--- Start RECORD EXCERPTS ---
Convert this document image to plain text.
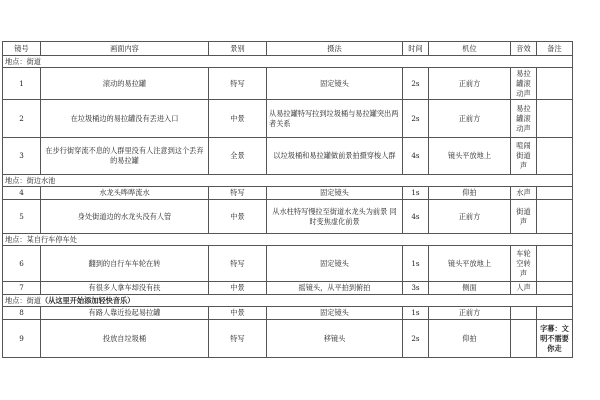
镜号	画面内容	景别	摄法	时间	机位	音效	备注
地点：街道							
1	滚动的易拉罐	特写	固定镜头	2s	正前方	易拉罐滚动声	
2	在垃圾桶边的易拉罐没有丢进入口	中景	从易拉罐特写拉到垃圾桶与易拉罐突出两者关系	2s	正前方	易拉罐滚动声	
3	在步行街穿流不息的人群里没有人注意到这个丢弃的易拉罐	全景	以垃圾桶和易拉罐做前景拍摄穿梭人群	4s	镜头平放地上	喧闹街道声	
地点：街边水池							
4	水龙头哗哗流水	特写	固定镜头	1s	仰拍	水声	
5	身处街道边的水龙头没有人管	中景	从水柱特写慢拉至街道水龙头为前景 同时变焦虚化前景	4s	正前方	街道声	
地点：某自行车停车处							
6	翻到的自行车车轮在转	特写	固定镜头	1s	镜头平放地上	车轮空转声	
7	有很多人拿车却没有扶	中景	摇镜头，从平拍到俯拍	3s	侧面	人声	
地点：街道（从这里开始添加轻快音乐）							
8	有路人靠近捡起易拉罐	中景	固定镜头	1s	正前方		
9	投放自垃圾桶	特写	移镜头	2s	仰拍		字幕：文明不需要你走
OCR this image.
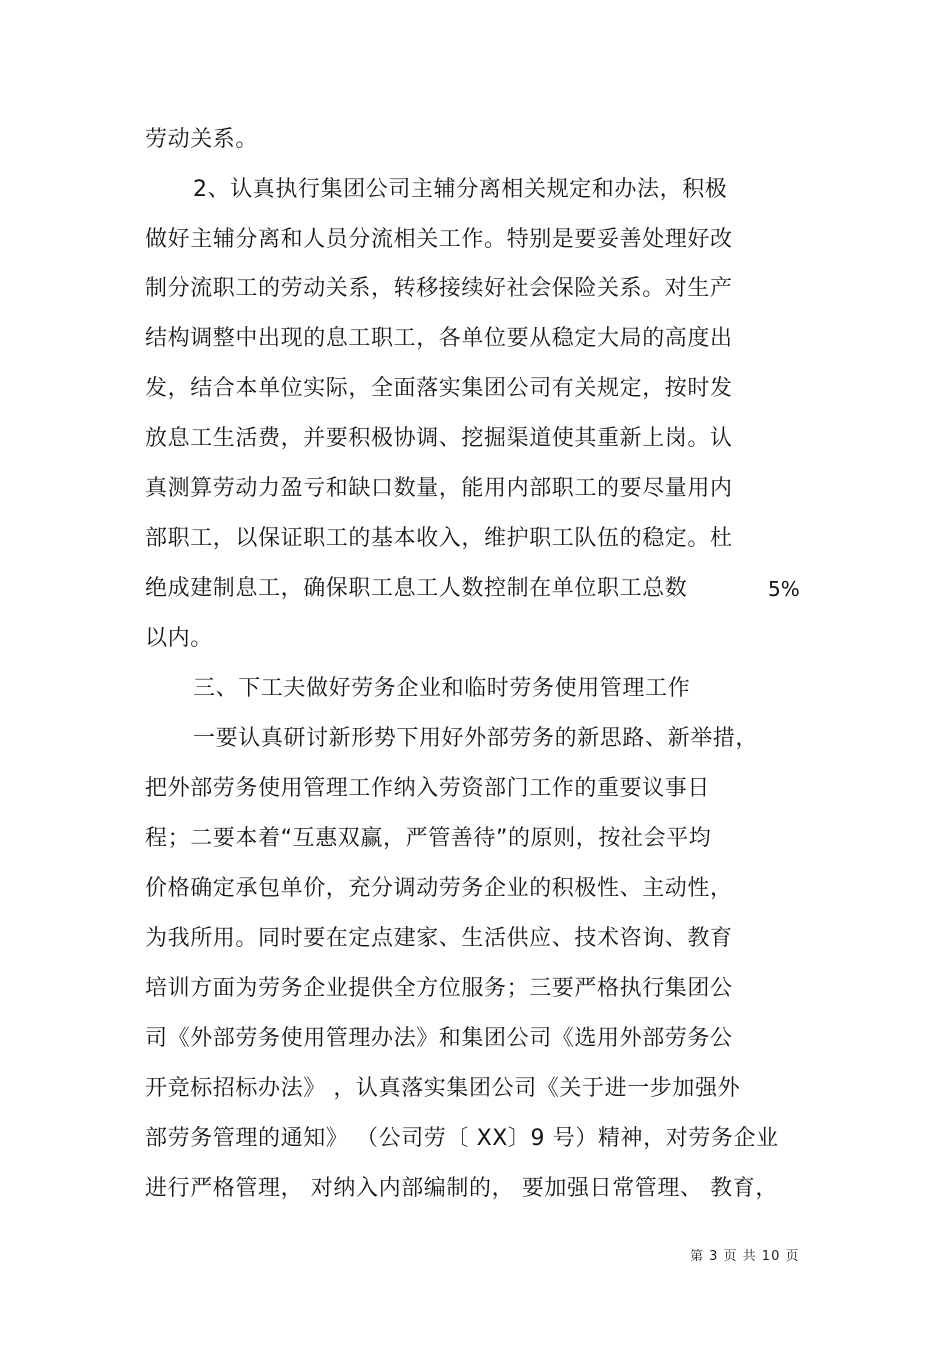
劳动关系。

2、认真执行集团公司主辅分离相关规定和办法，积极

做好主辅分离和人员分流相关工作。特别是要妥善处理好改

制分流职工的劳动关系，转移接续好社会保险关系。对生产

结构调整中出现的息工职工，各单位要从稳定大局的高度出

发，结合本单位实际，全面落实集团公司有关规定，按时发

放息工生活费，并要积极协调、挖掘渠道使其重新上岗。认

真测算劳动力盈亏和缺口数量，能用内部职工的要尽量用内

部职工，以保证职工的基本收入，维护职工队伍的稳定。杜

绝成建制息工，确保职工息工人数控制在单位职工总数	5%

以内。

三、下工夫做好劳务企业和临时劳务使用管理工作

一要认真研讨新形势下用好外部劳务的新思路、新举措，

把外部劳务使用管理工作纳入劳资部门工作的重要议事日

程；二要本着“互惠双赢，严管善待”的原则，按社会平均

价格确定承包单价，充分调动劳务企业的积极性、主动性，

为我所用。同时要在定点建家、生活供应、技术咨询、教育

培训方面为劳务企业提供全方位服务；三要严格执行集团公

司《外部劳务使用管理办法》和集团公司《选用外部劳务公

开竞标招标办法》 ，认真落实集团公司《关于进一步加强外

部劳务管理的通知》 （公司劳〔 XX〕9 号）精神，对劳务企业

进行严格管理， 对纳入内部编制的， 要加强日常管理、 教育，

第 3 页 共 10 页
--- End RECORD EXCERPTS ---
Extract every line containing the string "this" from the data above.

— CORRECT RESULT —
Convert this document image to plain text.
OCR this image.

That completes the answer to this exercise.